Lines containing the word "Revenue" should be extracted in full.
# Provided material start
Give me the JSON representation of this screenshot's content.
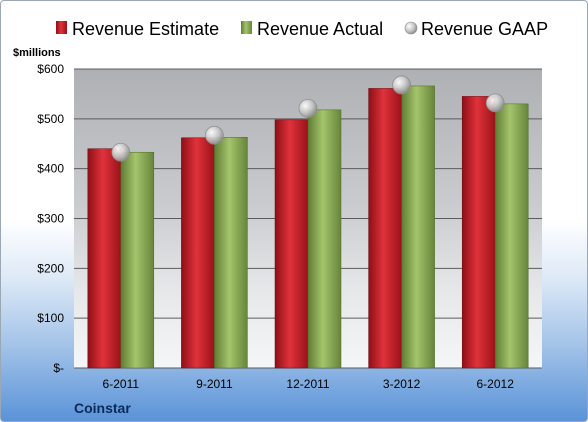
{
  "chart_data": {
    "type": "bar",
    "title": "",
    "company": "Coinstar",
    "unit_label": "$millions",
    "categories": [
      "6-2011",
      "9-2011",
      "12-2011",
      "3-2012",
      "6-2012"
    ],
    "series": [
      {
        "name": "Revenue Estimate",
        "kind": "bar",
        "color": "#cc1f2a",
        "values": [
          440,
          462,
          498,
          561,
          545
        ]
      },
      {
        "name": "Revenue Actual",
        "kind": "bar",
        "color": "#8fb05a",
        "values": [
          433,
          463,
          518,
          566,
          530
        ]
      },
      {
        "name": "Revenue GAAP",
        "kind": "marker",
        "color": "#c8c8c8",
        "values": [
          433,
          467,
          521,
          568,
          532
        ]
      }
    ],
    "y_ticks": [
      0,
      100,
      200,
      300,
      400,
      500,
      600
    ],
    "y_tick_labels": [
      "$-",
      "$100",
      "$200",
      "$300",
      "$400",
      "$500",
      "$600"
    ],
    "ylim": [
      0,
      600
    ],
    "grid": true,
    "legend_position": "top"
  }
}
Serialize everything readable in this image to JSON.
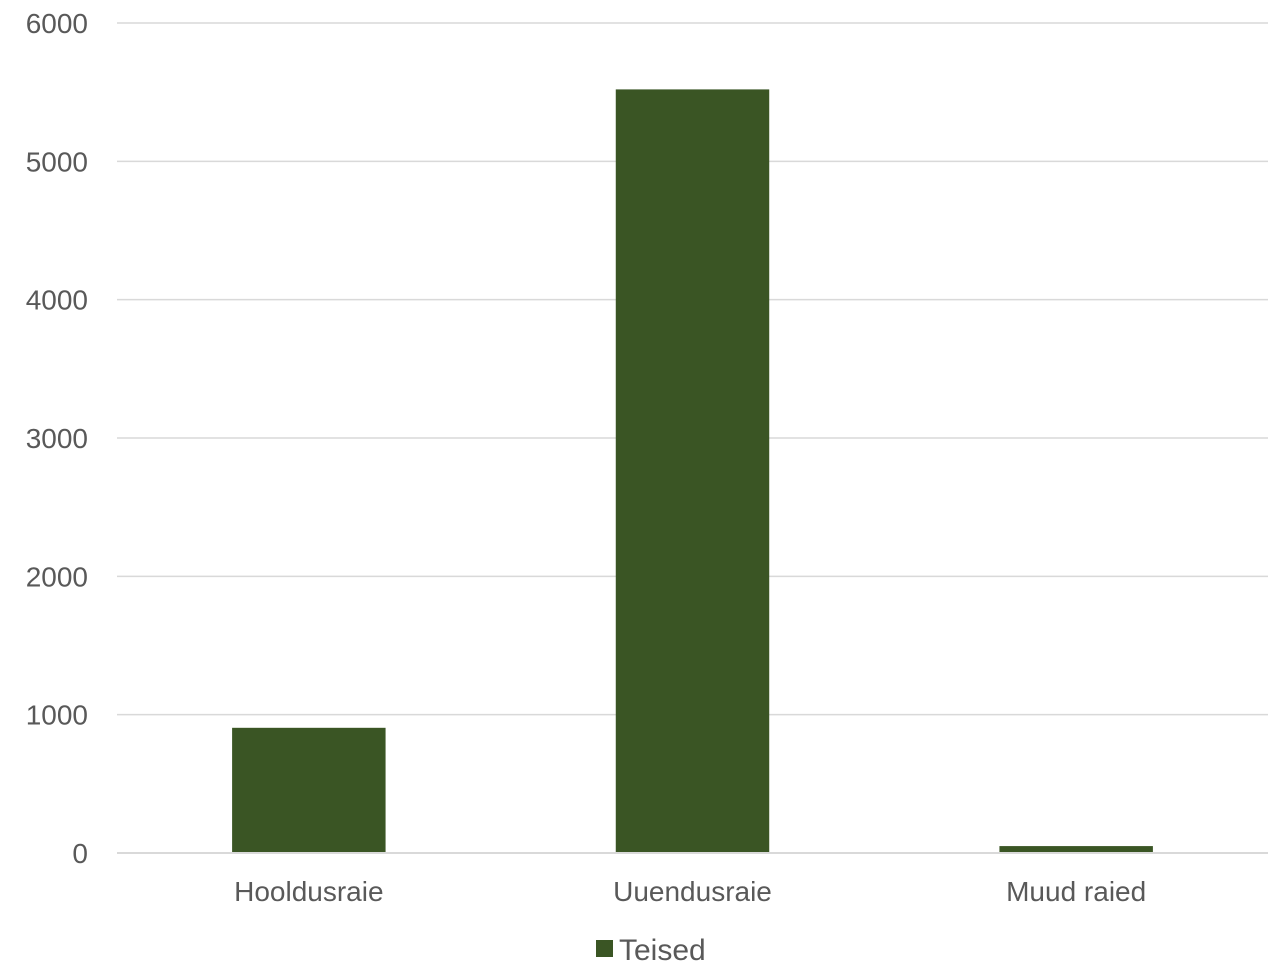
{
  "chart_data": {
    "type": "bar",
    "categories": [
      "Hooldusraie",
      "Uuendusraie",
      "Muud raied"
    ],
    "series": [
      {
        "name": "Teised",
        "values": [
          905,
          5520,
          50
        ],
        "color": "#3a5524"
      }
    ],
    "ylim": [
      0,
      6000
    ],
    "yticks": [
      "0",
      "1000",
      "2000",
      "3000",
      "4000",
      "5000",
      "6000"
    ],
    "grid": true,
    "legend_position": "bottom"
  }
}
# Provided material end
# Provided material start
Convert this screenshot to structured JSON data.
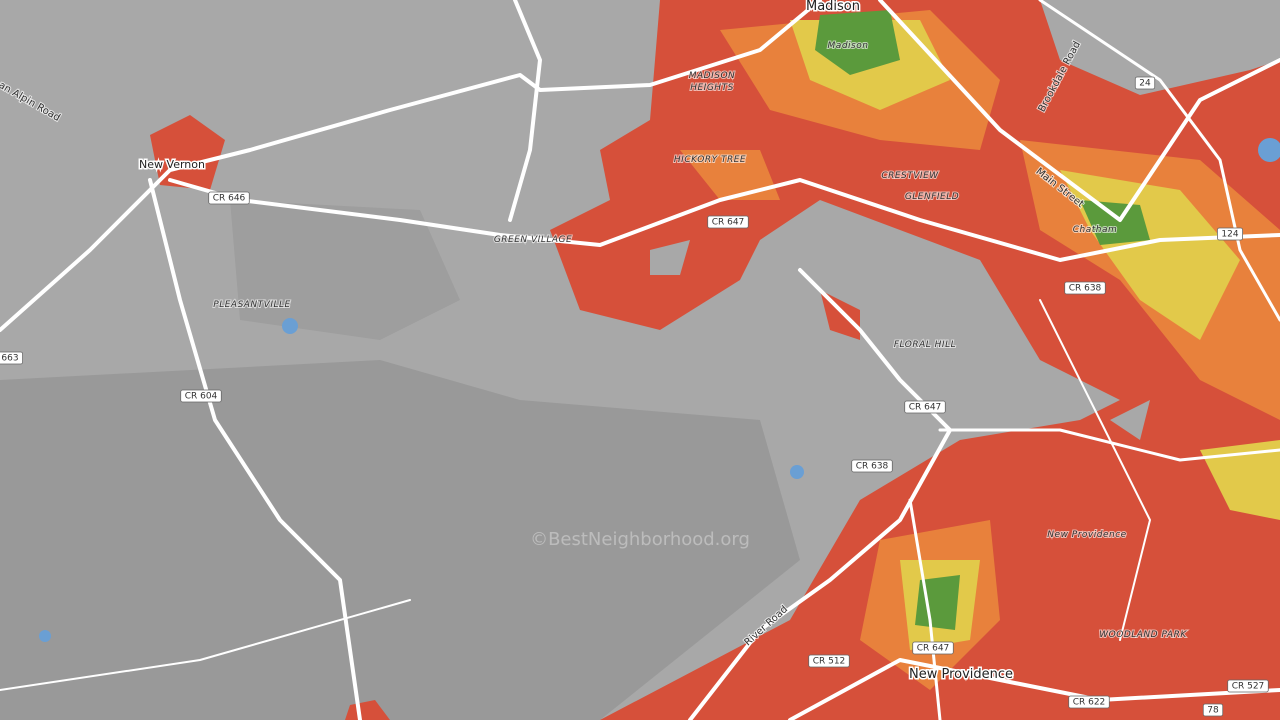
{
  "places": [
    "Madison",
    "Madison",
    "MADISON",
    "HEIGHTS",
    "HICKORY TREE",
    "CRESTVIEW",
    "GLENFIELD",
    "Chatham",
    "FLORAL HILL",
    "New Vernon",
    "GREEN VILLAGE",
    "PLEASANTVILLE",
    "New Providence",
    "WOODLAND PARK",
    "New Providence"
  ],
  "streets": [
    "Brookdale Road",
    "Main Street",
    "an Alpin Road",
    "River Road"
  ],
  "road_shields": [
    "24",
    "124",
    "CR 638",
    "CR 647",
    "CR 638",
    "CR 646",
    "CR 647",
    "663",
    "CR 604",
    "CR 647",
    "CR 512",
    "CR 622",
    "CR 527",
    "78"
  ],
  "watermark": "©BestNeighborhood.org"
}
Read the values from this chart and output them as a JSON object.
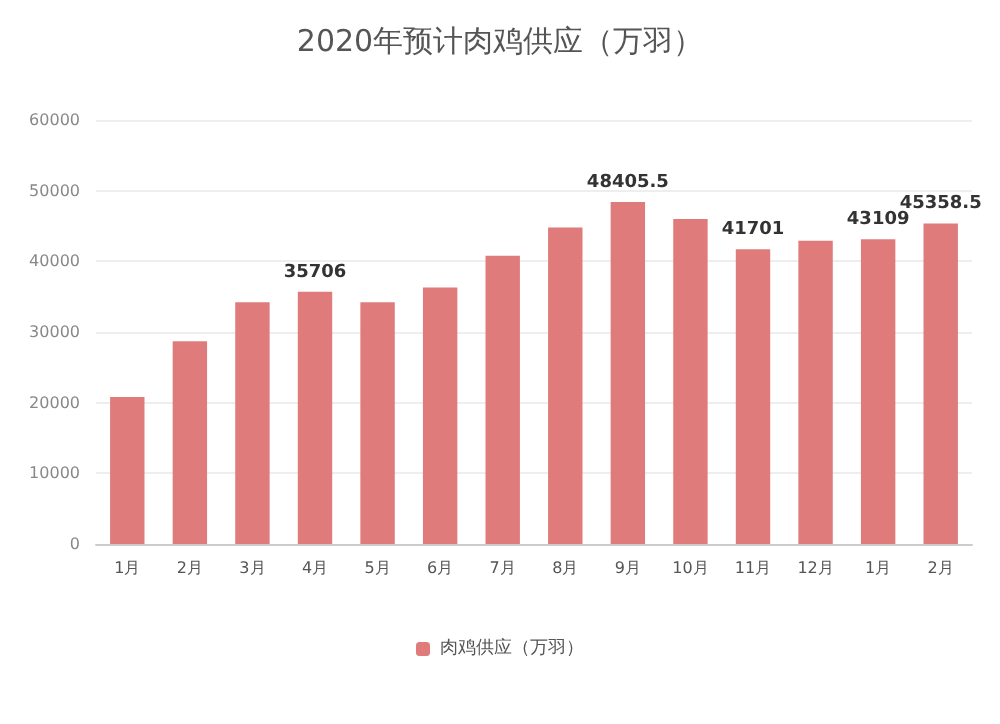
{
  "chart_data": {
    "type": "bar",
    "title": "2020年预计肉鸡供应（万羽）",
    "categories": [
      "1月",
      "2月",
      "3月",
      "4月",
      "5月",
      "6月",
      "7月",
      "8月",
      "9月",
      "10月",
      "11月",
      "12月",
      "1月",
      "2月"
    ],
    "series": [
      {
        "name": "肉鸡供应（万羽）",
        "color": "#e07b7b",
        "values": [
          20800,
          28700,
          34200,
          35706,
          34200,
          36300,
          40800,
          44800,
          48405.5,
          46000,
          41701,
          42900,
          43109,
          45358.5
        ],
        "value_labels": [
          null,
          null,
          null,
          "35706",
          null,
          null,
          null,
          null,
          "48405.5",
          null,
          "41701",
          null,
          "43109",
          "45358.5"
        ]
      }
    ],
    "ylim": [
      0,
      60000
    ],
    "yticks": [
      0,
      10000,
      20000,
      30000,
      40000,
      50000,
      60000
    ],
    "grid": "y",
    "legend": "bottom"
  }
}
# Provided material end
### [Solved problem]
        "name": "Revenue Estimate",
        "name": "Revenue Actual",
        "name": "Revenue GAAP",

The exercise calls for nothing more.